** start Source data **

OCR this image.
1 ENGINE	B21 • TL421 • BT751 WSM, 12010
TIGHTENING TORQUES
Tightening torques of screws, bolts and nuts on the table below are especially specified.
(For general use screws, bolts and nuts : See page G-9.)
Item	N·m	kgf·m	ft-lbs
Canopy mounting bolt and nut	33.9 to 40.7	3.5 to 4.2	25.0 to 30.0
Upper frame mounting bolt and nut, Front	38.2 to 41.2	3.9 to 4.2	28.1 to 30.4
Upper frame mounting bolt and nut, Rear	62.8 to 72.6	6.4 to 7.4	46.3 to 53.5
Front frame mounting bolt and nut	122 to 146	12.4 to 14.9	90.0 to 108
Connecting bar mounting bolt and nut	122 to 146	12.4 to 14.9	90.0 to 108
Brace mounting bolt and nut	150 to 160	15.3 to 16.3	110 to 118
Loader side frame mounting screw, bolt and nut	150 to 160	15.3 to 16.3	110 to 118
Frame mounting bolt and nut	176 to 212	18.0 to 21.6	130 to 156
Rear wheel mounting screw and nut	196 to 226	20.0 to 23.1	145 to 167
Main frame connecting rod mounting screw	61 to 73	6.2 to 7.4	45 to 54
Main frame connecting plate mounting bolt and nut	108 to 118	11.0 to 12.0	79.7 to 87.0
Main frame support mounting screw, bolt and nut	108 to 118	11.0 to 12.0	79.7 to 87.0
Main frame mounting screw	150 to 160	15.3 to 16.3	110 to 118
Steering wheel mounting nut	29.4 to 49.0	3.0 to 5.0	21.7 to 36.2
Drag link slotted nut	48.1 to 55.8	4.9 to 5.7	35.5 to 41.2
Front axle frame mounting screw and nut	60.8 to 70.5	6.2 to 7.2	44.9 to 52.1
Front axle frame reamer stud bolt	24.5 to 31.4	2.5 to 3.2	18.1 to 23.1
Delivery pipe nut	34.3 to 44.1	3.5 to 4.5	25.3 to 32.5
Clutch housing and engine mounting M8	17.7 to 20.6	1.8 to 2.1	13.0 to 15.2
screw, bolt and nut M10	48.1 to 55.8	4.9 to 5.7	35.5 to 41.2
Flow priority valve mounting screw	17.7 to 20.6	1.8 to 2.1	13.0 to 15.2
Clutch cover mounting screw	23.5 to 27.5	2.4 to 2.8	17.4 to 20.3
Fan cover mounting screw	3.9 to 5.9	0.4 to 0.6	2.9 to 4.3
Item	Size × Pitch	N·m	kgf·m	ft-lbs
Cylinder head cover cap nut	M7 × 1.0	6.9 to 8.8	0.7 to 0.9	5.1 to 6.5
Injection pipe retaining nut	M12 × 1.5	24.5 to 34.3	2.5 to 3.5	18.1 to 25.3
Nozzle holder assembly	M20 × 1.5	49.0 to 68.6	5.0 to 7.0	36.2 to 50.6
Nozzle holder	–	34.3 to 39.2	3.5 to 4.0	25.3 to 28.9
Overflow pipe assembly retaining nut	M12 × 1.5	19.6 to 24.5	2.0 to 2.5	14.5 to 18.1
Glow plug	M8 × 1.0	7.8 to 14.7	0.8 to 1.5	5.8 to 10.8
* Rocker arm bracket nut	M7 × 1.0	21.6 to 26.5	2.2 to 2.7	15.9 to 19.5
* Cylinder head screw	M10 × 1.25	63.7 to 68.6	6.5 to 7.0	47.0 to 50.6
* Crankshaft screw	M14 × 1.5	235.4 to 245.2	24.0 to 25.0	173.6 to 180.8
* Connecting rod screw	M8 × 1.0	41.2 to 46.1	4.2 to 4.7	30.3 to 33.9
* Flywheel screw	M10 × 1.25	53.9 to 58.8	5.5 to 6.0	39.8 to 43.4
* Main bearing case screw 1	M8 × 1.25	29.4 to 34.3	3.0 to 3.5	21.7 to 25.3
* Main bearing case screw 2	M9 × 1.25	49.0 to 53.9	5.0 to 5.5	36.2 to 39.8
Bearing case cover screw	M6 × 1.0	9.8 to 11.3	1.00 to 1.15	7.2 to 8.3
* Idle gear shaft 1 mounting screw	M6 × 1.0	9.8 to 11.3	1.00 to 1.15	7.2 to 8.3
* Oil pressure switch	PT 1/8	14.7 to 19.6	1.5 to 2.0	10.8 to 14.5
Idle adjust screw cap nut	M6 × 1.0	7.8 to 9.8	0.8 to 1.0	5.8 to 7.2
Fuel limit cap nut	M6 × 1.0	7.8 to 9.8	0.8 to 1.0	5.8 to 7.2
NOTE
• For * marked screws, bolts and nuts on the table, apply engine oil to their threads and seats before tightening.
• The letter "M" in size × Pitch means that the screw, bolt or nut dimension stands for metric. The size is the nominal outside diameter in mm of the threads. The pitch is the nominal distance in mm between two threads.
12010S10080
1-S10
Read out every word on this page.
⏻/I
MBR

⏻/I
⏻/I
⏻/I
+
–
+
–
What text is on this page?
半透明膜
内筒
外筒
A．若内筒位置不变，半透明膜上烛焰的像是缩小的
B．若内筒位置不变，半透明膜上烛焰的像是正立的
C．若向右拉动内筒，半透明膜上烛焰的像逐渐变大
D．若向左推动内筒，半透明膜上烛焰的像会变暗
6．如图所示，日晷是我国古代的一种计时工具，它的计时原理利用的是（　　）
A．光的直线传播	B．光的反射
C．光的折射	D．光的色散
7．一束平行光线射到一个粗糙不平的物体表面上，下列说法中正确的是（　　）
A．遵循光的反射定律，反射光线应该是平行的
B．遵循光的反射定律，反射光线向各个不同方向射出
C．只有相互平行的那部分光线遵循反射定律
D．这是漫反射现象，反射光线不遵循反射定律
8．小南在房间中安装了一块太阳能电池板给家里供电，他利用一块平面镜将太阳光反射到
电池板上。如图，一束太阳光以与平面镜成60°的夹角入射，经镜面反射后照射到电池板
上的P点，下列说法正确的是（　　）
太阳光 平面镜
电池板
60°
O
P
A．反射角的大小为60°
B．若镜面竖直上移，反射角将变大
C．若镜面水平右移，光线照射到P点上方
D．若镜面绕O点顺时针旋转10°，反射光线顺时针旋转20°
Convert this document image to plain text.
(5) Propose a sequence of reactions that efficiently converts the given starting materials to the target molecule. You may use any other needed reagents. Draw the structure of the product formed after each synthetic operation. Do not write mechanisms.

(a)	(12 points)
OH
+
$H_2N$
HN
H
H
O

** end Source data **

◆ Exercise description
Reproduce, word for word, every line starting at the line that contains "Convert this document image to plain text." and ending with the final line of the entries.

◆ Solution for this exercise
Convert this document image to plain text.
(5) Propose a sequence of reactions that efficiently converts the given starting materials to the target molecule. You may use any other needed reagents. Draw the structure of the product formed after each synthetic operation. Do not write mechanisms.

(a)	(12 points)
OH
+
$H_2N$
HN
H
H
O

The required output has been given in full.